» WRITTEN PROBLEM:
Each line should be copied exactly.

» TASK INPUTS:
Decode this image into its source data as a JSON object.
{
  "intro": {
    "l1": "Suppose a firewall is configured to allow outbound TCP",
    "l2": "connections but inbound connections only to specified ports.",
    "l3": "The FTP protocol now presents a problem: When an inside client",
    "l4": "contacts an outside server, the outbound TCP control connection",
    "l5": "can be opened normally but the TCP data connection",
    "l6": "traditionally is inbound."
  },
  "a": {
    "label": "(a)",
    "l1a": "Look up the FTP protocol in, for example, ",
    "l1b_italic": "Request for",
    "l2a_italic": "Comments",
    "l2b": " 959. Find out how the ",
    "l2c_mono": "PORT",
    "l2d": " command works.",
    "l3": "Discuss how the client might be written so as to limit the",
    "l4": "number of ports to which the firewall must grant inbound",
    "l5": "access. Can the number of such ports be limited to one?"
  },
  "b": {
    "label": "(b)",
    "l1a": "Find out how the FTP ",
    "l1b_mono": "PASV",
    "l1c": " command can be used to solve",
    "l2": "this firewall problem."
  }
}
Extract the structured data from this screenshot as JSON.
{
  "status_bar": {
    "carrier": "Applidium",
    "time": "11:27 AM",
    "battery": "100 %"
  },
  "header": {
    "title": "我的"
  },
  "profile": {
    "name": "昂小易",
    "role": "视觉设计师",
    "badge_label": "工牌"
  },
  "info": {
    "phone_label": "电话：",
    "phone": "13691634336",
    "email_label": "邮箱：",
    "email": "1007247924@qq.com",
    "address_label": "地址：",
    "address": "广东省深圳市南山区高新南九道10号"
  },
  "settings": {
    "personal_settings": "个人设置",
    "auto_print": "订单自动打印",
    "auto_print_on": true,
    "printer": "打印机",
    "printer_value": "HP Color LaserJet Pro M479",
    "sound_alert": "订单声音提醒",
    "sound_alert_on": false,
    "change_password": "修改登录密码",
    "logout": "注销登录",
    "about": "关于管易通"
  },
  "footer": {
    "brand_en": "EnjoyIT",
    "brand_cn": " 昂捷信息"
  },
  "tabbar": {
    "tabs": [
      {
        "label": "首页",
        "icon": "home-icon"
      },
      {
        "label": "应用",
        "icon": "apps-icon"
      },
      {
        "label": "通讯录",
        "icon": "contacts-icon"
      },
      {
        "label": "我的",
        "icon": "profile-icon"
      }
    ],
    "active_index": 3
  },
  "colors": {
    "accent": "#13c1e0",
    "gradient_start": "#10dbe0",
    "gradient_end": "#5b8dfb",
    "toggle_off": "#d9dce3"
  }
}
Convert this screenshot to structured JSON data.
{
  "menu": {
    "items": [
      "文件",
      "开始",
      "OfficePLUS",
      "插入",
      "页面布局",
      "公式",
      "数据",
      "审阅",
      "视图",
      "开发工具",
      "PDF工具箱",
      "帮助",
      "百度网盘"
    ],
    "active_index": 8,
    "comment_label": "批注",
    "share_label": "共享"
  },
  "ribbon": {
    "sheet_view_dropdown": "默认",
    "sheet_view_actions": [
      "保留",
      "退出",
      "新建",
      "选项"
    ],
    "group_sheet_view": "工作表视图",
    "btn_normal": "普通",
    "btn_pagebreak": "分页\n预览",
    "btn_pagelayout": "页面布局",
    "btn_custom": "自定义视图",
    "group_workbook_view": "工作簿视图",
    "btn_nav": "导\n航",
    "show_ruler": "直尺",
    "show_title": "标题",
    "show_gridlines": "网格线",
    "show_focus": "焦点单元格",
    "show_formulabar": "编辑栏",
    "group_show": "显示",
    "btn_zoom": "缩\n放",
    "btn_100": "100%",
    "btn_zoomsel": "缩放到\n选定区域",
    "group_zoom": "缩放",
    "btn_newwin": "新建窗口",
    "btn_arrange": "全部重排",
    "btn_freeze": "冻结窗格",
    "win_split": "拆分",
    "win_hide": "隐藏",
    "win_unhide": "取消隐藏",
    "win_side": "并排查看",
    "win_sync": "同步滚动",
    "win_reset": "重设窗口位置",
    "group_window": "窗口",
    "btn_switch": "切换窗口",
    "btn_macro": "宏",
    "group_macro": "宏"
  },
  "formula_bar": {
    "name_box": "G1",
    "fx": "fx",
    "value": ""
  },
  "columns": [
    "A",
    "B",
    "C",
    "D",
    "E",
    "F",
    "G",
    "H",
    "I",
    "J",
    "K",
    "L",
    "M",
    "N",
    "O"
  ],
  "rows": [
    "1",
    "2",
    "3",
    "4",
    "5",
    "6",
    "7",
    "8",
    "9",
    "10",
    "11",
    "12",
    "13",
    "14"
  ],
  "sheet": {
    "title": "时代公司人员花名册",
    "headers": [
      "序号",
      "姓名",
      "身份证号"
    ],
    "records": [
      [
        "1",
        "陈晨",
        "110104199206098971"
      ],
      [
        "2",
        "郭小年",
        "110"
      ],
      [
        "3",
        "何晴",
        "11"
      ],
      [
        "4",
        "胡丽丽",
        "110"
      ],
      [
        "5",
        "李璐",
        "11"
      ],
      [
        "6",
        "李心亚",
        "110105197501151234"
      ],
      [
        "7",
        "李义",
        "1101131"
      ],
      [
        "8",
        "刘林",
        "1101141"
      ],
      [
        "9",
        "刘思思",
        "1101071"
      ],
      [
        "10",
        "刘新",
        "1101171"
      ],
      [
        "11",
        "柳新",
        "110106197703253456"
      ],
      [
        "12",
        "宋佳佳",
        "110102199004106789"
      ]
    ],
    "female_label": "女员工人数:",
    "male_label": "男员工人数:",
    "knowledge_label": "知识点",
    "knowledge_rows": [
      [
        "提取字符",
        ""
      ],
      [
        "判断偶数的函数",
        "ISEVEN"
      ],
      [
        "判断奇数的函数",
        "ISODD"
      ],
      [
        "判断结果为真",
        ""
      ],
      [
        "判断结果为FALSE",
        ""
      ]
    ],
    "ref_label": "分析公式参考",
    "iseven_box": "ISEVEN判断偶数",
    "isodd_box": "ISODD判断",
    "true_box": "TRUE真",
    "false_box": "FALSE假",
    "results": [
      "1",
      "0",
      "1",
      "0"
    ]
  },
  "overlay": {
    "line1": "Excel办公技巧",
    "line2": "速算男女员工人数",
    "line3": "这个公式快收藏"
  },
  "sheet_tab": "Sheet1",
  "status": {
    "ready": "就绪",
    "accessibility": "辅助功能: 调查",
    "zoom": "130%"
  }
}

» TASK RESULT:
Decode this image into its source data as a JSON object.
{
  "intro": {
    "l1": "Suppose a firewall is configured to allow outbound TCP",
    "l2": "connections but inbound connections only to specified ports.",
    "l3": "The FTP protocol now presents a problem: When an inside client",
    "l4": "contacts an outside server, the outbound TCP control connection",
    "l5": "can be opened normally but the TCP data connection",
    "l6": "traditionally is inbound."
  },
  "a": {
    "label": "(a)",
    "l1a": "Look up the FTP protocol in, for example, ",
    "l1b_italic": "Request for",
    "l2a_italic": "Comments",
    "l2b": " 959. Find out how the ",
    "l2c_mono": "PORT",
    "l2d": " command works.",
    "l3": "Discuss how the client might be written so as to limit the",
    "l4": "number of ports to which the firewall must grant inbound",
    "l5": "access. Can the number of such ports be limited to one?"
  },
  "b": {
    "label": "(b)",
    "l1a": "Find out how the FTP ",
    "l1b_mono": "PASV",
    "l1c": " command can be used to solve",
    "l2": "this firewall problem."
  }
}
Extract the structured data from this screenshot as JSON.
{
  "status_bar": {
    "carrier": "Applidium",
    "time": "11:27 AM",
    "battery": "100 %"
  },
  "header": {
    "title": "我的"
  },
  "profile": {
    "name": "昂小易",
    "role": "视觉设计师",
    "badge_label": "工牌"
  },
  "info": {
    "phone_label": "电话：",
    "phone": "13691634336",
    "email_label": "邮箱：",
    "email": "1007247924@qq.com",
    "address_label": "地址：",
    "address": "广东省深圳市南山区高新南九道10号"
  },
  "settings": {
    "personal_settings": "个人设置",
    "auto_print": "订单自动打印",
    "auto_print_on": true,
    "printer": "打印机",
    "printer_value": "HP Color LaserJet Pro M479",
    "sound_alert": "订单声音提醒",
    "sound_alert_on": false,
    "change_password": "修改登录密码",
    "logout": "注销登录",
    "about": "关于管易通"
  },
  "footer": {
    "brand_en": "EnjoyIT",
    "brand_cn": " 昂捷信息"
  },
  "tabbar": {
    "tabs": [
      {
        "label": "首页",
        "icon": "home-icon"
      },
      {
        "label": "应用",
        "icon": "apps-icon"
      },
      {
        "label": "通讯录",
        "icon": "contacts-icon"
      },
      {
        "label": "我的",
        "icon": "profile-icon"
      }
    ],
    "active_index": 3
  },
  "colors": {
    "accent": "#13c1e0",
    "gradient_start": "#10dbe0",
    "gradient_end": "#5b8dfb",
    "toggle_off": "#d9dce3"
  }
}
Convert this screenshot to structured JSON data.
{
  "menu": {
    "items": [
      "文件",
      "开始",
      "OfficePLUS",
      "插入",
      "页面布局",
      "公式",
      "数据",
      "审阅",
      "视图",
      "开发工具",
      "PDF工具箱",
      "帮助",
      "百度网盘"
    ],
    "active_index": 8,
    "comment_label": "批注",
    "share_label": "共享"
  },
  "ribbon": {
    "sheet_view_dropdown": "默认",
    "sheet_view_actions": [
      "保留",
      "退出",
      "新建",
      "选项"
    ],
    "group_sheet_view": "工作表视图",
    "btn_normal": "普通",
    "btn_pagebreak": "分页\n预览",
    "btn_pagelayout": "页面布局",
    "btn_custom": "自定义视图",
    "group_workbook_view": "工作簿视图",
    "btn_nav": "导\n航",
    "show_ruler": "直尺",
    "show_title": "标题",
    "show_gridlines": "网格线",
    "show_focus": "焦点单元格",
    "show_formulabar": "编辑栏",
    "group_show": "显示",
    "btn_zoom": "缩\n放",
    "btn_100": "100%",
    "btn_zoomsel": "缩放到\n选定区域",
    "group_zoom": "缩放",
    "btn_newwin": "新建窗口",
    "btn_arrange": "全部重排",
    "btn_freeze": "冻结窗格",
    "win_split": "拆分",
    "win_hide": "隐藏",
    "win_unhide": "取消隐藏",
    "win_side": "并排查看",
    "win_sync": "同步滚动",
    "win_reset": "重设窗口位置",
    "group_window": "窗口",
    "btn_switch": "切换窗口",
    "btn_macro": "宏",
    "group_macro": "宏"
  },
  "formula_bar": {
    "name_box": "G1",
    "fx": "fx",
    "value": ""
  },
  "columns": [
    "A",
    "B",
    "C",
    "D",
    "E",
    "F",
    "G",
    "H",
    "I",
    "J",
    "K",
    "L",
    "M",
    "N",
    "O"
  ],
  "rows": [
    "1",
    "2",
    "3",
    "4",
    "5",
    "6",
    "7",
    "8",
    "9",
    "10",
    "11",
    "12",
    "13",
    "14"
  ],
  "sheet": {
    "title": "时代公司人员花名册",
    "headers": [
      "序号",
      "姓名",
      "身份证号"
    ],
    "records": [
      [
        "1",
        "陈晨",
        "110104199206098971"
      ],
      [
        "2",
        "郭小年",
        "110"
      ],
      [
        "3",
        "何晴",
        "11"
      ],
      [
        "4",
        "胡丽丽",
        "110"
      ],
      [
        "5",
        "李璐",
        "11"
      ],
      [
        "6",
        "李心亚",
        "110105197501151234"
      ],
      [
        "7",
        "李义",
        "1101131"
      ],
      [
        "8",
        "刘林",
        "1101141"
      ],
      [
        "9",
        "刘思思",
        "1101071"
      ],
      [
        "10",
        "刘新",
        "1101171"
      ],
      [
        "11",
        "柳新",
        "110106197703253456"
      ],
      [
        "12",
        "宋佳佳",
        "110102199004106789"
      ]
    ],
    "female_label": "女员工人数:",
    "male_label": "男员工人数:",
    "knowledge_label": "知识点",
    "knowledge_rows": [
      [
        "提取字符",
        ""
      ],
      [
        "判断偶数的函数",
        "ISEVEN"
      ],
      [
        "判断奇数的函数",
        "ISODD"
      ],
      [
        "判断结果为真",
        ""
      ],
      [
        "判断结果为FALSE",
        ""
      ]
    ],
    "ref_label": "分析公式参考",
    "iseven_box": "ISEVEN判断偶数",
    "isodd_box": "ISODD判断",
    "true_box": "TRUE真",
    "false_box": "FALSE假",
    "results": [
      "1",
      "0",
      "1",
      "0"
    ]
  },
  "overlay": {
    "line1": "Excel办公技巧",
    "line2": "速算男女员工人数",
    "line3": "这个公式快收藏"
  },
  "sheet_tab": "Sheet1",
  "status": {
    "ready": "就绪",
    "accessibility": "辅助功能: 调查",
    "zoom": "130%"
  }
}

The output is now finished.